### WHAT YOU SHOULD DO
Transcribe all of the data exactly. Omit the pictures.

### Dataset items
◇ ◇ ◇

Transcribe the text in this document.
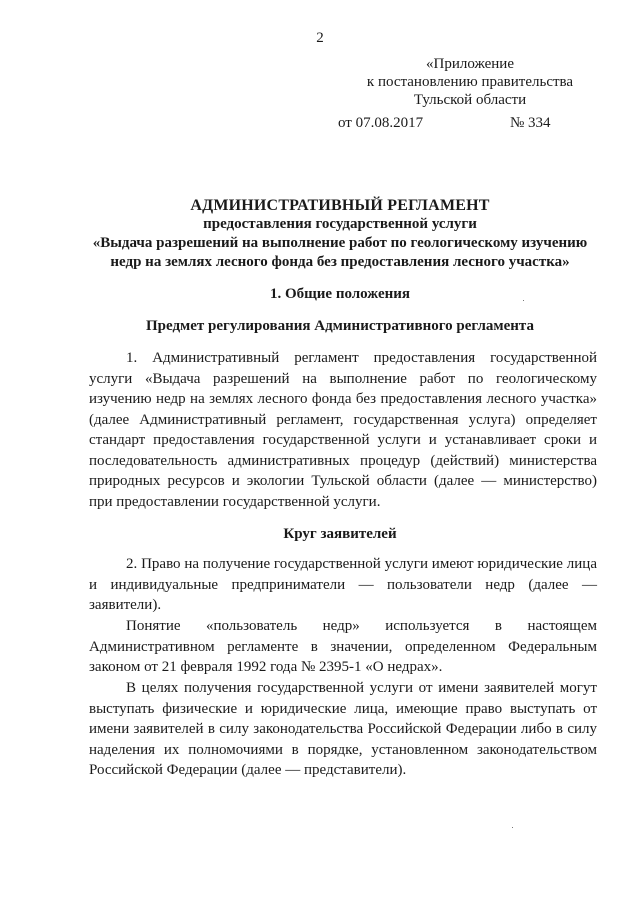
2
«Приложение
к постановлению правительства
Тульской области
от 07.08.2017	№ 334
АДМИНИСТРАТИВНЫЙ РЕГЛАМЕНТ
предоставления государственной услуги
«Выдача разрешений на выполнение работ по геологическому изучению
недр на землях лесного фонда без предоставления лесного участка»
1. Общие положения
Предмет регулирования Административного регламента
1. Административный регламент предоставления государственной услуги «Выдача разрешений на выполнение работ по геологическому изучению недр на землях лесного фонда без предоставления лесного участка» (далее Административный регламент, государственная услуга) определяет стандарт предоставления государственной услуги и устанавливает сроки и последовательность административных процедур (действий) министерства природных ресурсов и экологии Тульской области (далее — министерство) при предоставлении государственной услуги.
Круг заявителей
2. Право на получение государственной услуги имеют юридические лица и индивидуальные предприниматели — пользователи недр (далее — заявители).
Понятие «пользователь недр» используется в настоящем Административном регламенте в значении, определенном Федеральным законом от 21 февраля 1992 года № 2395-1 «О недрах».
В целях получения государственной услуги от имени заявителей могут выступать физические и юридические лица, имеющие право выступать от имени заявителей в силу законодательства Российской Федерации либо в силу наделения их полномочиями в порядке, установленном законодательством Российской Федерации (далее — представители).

◇ ◇ ◇

### COMPLETE ANSWER
Transcribe the text in this document.
2
«Приложение
к постановлению правительства
Тульской области
от 07.08.2017	№ 334
АДМИНИСТРАТИВНЫЙ РЕГЛАМЕНТ
предоставления государственной услуги
«Выдача разрешений на выполнение работ по геологическому изучению
недр на землях лесного фонда без предоставления лесного участка»
1. Общие положения
Предмет регулирования Административного регламента
1. Административный регламент предоставления государственной услуги «Выдача разрешений на выполнение работ по геологическому изучению недр на землях лесного фонда без предоставления лесного участка» (далее Административный регламент, государственная услуга) определяет стандарт предоставления государственной услуги и устанавливает сроки и последовательность административных процедур (действий) министерства природных ресурсов и экологии Тульской области (далее — министерство) при предоставлении государственной услуги.
Круг заявителей
2. Право на получение государственной услуги имеют юридические лица и индивидуальные предприниматели — пользователи недр (далее — заявители).
Понятие «пользователь недр» используется в настоящем Административном регламенте в значении, определенном Федеральным законом от 21 февраля 1992 года № 2395-1 «О недрах».
В целях получения государственной услуги от имени заявителей могут выступать физические и юридические лица, имеющие право выступать от имени заявителей в силу законодательства Российской Федерации либо в силу наделения их полномочиями в порядке, установленном законодательством Российской Федерации (далее — представители).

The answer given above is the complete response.